Throughout our history new parties have arisen where the old parties have betrayed the people.  As Jefferson headed a new party to defeat the reactionaries of his day, and as Lincoln led a new party to victory over the slaveowners, so today the people, inspired and led by Henry Wallace, are creating a new party.

The Progressive party is born of necessity – the necessity of securing peace, freedom, and abundance for the American people.

Betrayal by the Old Parties

The American people want peace.

But the old parties, obedient to the dictates of monopoly and the military, prepare for war in the name of peace.

They refuse to negotiate a settlement of differences with the Soviet Union.

They reject the United Nations as an instrument for promoting world peace and reconstruction.

They use the Marshall Plan to rebuild Nazi Germany as a war base and to subjugate the economies of other European countries to American big business.

They finance and arm corrupt, fascist governments in China, Greece, Turkey, and elsewhere through the Truman doctrine, wasting billions in American resources and squandering America’s heritage as the enemy of despotism.

They encircle the globe with military bases which other peoples cannot but view as threats to their freedom and security.

They protect the war-making industrial and financial barons of Nazi Germany and Imperial Japan, and restore them to power.

They stockpile atomic bombs.

They pass legislation to admit displaced persons, discriminating against Catholics, Jews, and other victims of Hitler.

They impose a peacetime draft and move toward universal military training . . . .

Principles of the Progressive Party

The Progressive party is born in the deep conviction that the national wealth and national resources of our country belong to the people, who inhabit it and must be employed in their behalf: that freedom and opportunity must be secured equally to all: that the brotherhood of man can be achieved and the scourge of war ended.

DATA —

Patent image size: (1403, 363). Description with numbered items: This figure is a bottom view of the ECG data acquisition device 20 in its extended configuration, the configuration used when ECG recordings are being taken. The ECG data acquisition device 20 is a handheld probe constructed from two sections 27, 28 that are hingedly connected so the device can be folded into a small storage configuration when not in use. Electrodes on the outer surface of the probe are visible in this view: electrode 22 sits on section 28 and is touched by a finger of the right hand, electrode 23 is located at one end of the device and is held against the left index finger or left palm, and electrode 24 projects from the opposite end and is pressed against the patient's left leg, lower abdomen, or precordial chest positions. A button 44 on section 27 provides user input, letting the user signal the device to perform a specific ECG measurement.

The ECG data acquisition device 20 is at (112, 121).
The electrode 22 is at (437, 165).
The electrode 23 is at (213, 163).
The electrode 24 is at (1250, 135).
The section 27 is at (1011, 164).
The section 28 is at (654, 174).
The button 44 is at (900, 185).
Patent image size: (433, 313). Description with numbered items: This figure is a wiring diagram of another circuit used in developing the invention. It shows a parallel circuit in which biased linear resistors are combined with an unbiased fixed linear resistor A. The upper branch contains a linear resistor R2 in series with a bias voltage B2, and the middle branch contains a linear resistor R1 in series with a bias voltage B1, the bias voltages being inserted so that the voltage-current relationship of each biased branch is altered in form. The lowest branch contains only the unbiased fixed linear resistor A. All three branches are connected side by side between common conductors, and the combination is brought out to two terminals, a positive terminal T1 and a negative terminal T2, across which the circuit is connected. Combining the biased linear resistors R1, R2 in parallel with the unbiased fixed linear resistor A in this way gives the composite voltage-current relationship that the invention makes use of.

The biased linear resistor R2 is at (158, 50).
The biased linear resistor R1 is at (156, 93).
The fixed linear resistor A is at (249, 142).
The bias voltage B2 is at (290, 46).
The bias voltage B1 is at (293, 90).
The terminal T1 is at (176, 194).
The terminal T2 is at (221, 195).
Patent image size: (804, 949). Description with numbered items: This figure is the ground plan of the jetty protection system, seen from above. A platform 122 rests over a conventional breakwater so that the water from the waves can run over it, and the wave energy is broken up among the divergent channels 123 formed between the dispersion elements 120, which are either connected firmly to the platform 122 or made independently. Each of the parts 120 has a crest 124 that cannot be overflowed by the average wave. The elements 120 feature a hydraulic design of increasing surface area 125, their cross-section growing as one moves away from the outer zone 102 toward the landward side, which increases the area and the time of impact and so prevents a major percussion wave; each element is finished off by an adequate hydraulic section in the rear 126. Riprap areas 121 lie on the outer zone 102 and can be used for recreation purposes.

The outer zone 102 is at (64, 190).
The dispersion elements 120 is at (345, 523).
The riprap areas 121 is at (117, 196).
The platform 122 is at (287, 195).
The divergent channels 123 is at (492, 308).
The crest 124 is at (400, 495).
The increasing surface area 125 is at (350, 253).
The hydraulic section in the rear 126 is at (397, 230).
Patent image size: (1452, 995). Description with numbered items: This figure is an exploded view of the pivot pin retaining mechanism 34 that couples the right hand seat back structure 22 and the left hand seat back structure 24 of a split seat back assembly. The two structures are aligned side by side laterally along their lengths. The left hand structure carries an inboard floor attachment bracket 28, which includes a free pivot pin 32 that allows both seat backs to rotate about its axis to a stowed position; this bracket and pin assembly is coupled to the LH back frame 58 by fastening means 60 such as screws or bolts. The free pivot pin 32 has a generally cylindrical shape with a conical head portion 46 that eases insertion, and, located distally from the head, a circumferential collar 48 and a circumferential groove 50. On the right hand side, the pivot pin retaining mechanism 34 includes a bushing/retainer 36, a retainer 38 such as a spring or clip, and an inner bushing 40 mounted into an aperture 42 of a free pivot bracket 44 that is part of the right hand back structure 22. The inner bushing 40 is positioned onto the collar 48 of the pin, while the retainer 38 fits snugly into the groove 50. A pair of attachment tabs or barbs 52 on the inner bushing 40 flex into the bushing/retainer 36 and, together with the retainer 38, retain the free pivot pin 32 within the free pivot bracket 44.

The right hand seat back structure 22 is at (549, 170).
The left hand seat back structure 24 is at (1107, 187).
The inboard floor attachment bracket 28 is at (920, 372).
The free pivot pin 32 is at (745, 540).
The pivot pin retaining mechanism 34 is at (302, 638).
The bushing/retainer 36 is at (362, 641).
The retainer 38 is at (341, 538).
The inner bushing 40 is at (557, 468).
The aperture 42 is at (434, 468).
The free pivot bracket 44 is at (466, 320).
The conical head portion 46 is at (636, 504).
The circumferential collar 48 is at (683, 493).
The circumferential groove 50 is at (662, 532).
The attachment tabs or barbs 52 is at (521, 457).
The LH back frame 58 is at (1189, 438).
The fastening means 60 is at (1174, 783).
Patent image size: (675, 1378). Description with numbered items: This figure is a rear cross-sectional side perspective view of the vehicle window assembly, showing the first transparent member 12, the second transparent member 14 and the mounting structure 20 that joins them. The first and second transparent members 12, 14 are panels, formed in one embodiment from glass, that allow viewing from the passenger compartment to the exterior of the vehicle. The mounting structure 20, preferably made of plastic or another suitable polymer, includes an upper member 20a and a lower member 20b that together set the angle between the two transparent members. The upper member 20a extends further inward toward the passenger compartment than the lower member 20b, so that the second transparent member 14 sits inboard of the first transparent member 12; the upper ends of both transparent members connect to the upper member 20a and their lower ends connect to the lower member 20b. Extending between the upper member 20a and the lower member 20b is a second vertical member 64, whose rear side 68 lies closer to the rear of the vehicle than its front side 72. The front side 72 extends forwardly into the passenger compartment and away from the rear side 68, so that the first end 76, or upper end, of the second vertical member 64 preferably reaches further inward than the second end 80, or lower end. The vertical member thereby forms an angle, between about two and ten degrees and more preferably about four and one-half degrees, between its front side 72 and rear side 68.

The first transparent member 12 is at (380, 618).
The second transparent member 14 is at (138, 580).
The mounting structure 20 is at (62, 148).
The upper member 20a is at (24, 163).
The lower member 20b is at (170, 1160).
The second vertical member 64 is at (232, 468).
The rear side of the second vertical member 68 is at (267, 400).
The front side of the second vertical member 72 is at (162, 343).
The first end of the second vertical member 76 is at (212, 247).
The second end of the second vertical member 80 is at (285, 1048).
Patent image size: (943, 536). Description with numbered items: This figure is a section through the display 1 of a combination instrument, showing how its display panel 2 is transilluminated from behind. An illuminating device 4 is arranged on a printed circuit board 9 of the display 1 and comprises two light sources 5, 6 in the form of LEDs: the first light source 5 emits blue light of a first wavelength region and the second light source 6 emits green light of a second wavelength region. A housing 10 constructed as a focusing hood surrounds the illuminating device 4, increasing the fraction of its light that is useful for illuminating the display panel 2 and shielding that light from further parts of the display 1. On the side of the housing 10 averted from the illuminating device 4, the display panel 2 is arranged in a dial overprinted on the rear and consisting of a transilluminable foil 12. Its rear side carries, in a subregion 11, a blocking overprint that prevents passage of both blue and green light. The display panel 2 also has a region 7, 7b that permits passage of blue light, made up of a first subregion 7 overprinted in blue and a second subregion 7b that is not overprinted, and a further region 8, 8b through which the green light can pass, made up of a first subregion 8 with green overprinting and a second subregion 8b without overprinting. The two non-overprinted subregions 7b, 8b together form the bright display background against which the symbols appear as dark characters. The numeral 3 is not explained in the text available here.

TASK LIST —
1) Lay out the rows as a Markdown table with the columns "No." and "Line", covering the part that starts at the first row and ends with the line containing "The button 44 is at (900, 185).". Leave out blank lines.
2) Keep writing the Progressive party platform from the point where it stops.
The text and the rows have nothing to do with each other.

RESULTS FOR EACH TASK —
1)
| No. | Line |
|---|---|
| 1 | Patent image size: (1403, 363). Description with numbered items: This figure is a bottom view of the ECG data acquisition device 20 in its extended configuration, the configuration used when ECG recordings are being taken. The ECG data acquisition device 20 is a handheld probe constructed from two sections 27, 28 that are hingedly connected so the device can be folded into a small storage configuration when not in use. Electrodes on the outer surface of the probe are visible in this view: electrode 22 sits on section 28 and is touched by a finger of the right hand, electrode 23 is located at one end of the device and is held against the left index finger or left palm, and electrode 24 projects from the opposite end and is pressed against the patient's left leg, lower abdomen, or precordial chest positions. A button 44 on section 27 provides user input, letting the user signal the device to perform a specific ECG measurement. |
| 2 | The ECG data acquisition device 20 is at (112, 121). |
| 3 | The electrode 22 is at (437, 165). |
| 4 | The electrode 23 is at (213, 163). |
| 5 | The electrode 24 is at (1250, 135). |
| 6 | The section 27 is at (1011, 164). |
| 7 | The section 28 is at (654, 174). |
| 8 | The button 44 is at (900, 185). |

2)
The Progressive party holds that basic to the organization of world peace is a return to the purpose of Franklin Roosevelt to seek areas of international agreement rather than disagreement.  It was his conviction that within the framework of the United Nations different social and economic systems can and must live together.  If peace is to be achieved capitalist United States and communist Russia must establish good relations and work together.

The Progressive party holds that it is the first duty of a just government to secure for all the people, regardless of race, creed, color, sex, national background, political belief or station in life, the inalienable rights proclaimed in the Declaration of Independence and guaranteed by the Bill of Rights.  The Government must actively protect these rights against the encroachments of public and private agencies. . . . .

Peace

End the Drive to War.

The Progressive party calls for the repeal of the peacetime draft and the rejection of universal military training.

We call for the immediate cessation of the piling up of armament expenditures beyond reasonable peacetime requirements for national defense.

We demand the repudiation of the Truman Doctrine and an end to military and economic intervention in support of reactionary and fascist regimes in China, Greece, Turkey, the Middle East and Latin America.

We call for the abandonment of military bases designed to encircle and intimidate other nations.

We demand the repeal of the provisions of the National Security Act which are mobilizing the nation for war, preparing a labor draft, and organizing a monopoly militarist dictatorship.

These measures will express the American people’s determination to avoid provocation and aggression.  They will be our contribution to the reduction of mistrust and the creation of a general atmosphere in which peace can be established.

United Nations

The Progressive party will work for realize Franklin Roosevelt’s ideal of the United Nations as a world family of nations, by defending its Charter and seeking to prevent its transformation into the diplomatic or military instrument of any one power or groups of powers.

We call for the establishment of a United Nations reconstruction and development fund to promote international recovery by providing assistance to the needy nations of Europe and Asia, without political conditions and with priorities to those peoples that suffered most from Axis aggression.

We call for the repudiation of the Marshall Plan . . . .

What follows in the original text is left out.